__MATERIALS PROVIDED__:
[start]

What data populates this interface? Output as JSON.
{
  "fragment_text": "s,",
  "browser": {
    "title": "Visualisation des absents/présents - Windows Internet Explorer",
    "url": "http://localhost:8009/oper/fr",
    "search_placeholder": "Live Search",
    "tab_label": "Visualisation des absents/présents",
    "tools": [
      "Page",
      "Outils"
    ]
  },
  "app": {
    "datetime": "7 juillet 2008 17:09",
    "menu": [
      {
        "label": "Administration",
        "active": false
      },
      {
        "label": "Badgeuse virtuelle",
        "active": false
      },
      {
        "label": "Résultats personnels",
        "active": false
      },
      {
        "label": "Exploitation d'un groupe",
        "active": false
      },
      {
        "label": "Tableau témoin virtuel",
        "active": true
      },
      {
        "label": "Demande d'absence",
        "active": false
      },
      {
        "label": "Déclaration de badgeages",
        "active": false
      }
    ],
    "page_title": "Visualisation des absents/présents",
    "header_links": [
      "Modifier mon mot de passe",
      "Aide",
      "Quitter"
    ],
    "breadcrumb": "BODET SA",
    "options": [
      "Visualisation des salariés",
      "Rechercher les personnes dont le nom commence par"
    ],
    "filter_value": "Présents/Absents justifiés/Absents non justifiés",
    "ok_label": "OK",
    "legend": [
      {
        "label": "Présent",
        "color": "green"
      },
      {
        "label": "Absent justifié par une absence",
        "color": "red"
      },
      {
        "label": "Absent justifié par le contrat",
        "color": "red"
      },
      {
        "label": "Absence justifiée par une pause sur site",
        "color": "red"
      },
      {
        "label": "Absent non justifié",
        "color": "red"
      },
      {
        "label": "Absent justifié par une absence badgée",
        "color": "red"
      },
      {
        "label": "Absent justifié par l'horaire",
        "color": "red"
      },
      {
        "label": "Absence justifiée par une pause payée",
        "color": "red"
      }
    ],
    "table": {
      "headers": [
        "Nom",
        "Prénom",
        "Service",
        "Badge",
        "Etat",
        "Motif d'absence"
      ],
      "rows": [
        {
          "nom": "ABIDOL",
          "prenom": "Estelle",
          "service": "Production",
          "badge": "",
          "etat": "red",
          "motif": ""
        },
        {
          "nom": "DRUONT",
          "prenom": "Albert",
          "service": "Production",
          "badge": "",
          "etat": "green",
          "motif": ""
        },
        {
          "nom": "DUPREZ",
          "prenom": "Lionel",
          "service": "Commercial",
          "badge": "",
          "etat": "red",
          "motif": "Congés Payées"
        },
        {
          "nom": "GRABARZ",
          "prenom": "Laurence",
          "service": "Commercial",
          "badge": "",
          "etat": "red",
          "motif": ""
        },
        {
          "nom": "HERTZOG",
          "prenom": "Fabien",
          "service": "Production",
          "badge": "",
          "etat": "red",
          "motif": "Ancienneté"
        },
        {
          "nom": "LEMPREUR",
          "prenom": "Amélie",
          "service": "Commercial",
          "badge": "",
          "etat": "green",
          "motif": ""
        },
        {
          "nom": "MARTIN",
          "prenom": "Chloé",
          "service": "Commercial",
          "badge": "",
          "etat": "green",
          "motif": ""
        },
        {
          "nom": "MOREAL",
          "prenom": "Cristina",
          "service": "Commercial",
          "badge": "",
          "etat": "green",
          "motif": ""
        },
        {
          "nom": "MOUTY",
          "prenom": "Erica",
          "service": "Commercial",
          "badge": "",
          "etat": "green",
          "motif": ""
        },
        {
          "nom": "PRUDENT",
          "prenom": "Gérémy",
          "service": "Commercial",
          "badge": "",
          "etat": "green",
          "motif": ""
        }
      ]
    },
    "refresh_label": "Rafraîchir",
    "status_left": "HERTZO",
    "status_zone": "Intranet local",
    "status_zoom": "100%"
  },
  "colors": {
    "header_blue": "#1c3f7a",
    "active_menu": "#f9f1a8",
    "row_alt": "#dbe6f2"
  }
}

[end]

__DIRECTION__: Repeat all of the records above exactly as they appear.

__TASK OUTPUT__:
What data populates this interface? Output as JSON.
{
  "fragment_text": "s,",
  "browser": {
    "title": "Visualisation des absents/présents - Windows Internet Explorer",
    "url": "http://localhost:8009/oper/fr",
    "search_placeholder": "Live Search",
    "tab_label": "Visualisation des absents/présents",
    "tools": [
      "Page",
      "Outils"
    ]
  },
  "app": {
    "datetime": "7 juillet 2008 17:09",
    "menu": [
      {
        "label": "Administration",
        "active": false
      },
      {
        "label": "Badgeuse virtuelle",
        "active": false
      },
      {
        "label": "Résultats personnels",
        "active": false
      },
      {
        "label": "Exploitation d'un groupe",
        "active": false
      },
      {
        "label": "Tableau témoin virtuel",
        "active": true
      },
      {
        "label": "Demande d'absence",
        "active": false
      },
      {
        "label": "Déclaration de badgeages",
        "active": false
      }
    ],
    "page_title": "Visualisation des absents/présents",
    "header_links": [
      "Modifier mon mot de passe",
      "Aide",
      "Quitter"
    ],
    "breadcrumb": "BODET SA",
    "options": [
      "Visualisation des salariés",
      "Rechercher les personnes dont le nom commence par"
    ],
    "filter_value": "Présents/Absents justifiés/Absents non justifiés",
    "ok_label": "OK",
    "legend": [
      {
        "label": "Présent",
        "color": "green"
      },
      {
        "label": "Absent justifié par une absence",
        "color": "red"
      },
      {
        "label": "Absent justifié par le contrat",
        "color": "red"
      },
      {
        "label": "Absence justifiée par une pause sur site",
        "color": "red"
      },
      {
        "label": "Absent non justifié",
        "color": "red"
      },
      {
        "label": "Absent justifié par une absence badgée",
        "color": "red"
      },
      {
        "label": "Absent justifié par l'horaire",
        "color": "red"
      },
      {
        "label": "Absence justifiée par une pause payée",
        "color": "red"
      }
    ],
    "table": {
      "headers": [
        "Nom",
        "Prénom",
        "Service",
        "Badge",
        "Etat",
        "Motif d'absence"
      ],
      "rows": [
        {
          "nom": "ABIDOL",
          "prenom": "Estelle",
          "service": "Production",
          "badge": "",
          "etat": "red",
          "motif": ""
        },
        {
          "nom": "DRUONT",
          "prenom": "Albert",
          "service": "Production",
          "badge": "",
          "etat": "green",
          "motif": ""
        },
        {
          "nom": "DUPREZ",
          "prenom": "Lionel",
          "service": "Commercial",
          "badge": "",
          "etat": "red",
          "motif": "Congés Payées"
        },
        {
          "nom": "GRABARZ",
          "prenom": "Laurence",
          "service": "Commercial",
          "badge": "",
          "etat": "red",
          "motif": ""
        },
        {
          "nom": "HERTZOG",
          "prenom": "Fabien",
          "service": "Production",
          "badge": "",
          "etat": "red",
          "motif": "Ancienneté"
        },
        {
          "nom": "LEMPREUR",
          "prenom": "Amélie",
          "service": "Commercial",
          "badge": "",
          "etat": "green",
          "motif": ""
        },
        {
          "nom": "MARTIN",
          "prenom": "Chloé",
          "service": "Commercial",
          "badge": "",
          "etat": "green",
          "motif": ""
        },
        {
          "nom": "MOREAL",
          "prenom": "Cristina",
          "service": "Commercial",
          "badge": "",
          "etat": "green",
          "motif": ""
        },
        {
          "nom": "MOUTY",
          "prenom": "Erica",
          "service": "Commercial",
          "badge": "",
          "etat": "green",
          "motif": ""
        },
        {
          "nom": "PRUDENT",
          "prenom": "Gérémy",
          "service": "Commercial",
          "badge": "",
          "etat": "green",
          "motif": ""
        }
      ]
    },
    "refresh_label": "Rafraîchir",
    "status_left": "HERTZO",
    "status_zone": "Intranet local",
    "status_zoom": "100%"
  },
  "colors": {
    "header_blue": "#1c3f7a",
    "active_menu": "#f9f1a8",
    "row_alt": "#dbe6f2"
  }
}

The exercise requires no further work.